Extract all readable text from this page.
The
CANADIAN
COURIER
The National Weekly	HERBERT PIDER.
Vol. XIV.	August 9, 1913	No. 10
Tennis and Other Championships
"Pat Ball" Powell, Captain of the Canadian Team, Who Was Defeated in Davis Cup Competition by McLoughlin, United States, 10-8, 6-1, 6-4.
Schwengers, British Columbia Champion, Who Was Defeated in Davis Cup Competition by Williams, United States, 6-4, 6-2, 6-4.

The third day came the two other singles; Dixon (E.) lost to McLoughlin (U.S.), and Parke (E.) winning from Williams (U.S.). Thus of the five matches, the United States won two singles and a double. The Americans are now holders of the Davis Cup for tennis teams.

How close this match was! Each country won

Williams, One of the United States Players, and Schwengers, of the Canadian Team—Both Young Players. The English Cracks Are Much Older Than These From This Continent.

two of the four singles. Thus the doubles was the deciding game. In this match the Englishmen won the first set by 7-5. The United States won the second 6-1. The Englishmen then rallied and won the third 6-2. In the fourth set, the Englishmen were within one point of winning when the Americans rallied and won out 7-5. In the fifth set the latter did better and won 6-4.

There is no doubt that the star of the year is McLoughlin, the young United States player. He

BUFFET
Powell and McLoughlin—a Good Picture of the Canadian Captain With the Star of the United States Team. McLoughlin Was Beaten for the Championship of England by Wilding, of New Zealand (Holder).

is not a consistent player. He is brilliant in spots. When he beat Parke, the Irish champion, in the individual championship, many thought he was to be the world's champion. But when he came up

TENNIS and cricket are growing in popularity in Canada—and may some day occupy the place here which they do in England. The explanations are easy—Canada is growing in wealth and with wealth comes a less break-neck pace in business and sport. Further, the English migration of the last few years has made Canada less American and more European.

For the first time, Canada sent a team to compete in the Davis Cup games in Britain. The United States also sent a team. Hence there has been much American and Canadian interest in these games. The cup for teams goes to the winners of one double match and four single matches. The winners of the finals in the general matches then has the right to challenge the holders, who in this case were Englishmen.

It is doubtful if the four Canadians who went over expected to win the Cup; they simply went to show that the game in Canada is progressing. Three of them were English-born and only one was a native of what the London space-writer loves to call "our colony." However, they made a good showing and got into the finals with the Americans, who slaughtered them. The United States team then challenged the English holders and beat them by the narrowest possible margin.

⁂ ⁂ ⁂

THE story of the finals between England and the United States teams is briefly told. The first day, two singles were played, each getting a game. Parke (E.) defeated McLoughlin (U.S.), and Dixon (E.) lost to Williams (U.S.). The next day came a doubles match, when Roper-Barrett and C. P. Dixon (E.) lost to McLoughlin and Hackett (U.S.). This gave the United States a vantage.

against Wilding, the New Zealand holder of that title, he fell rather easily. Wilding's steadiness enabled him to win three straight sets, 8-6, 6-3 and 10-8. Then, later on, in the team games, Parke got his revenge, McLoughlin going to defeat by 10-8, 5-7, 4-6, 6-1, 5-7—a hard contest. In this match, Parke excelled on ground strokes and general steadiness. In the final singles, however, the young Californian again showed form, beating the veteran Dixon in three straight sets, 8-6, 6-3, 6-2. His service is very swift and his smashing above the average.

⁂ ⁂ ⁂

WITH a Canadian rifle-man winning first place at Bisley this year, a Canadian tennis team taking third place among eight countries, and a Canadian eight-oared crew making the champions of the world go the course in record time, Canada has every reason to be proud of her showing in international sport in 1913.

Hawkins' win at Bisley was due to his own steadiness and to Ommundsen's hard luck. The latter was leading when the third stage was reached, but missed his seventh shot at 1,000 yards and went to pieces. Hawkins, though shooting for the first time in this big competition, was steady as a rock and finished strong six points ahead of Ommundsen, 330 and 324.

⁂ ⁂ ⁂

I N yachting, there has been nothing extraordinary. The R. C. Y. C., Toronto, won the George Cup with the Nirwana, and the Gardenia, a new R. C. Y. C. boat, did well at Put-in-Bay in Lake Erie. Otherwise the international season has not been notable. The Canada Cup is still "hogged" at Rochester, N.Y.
★ ★ ★ ★ ★ ★ ★
Your answer should be a single number: the count of lines in the data that include the word "world".

2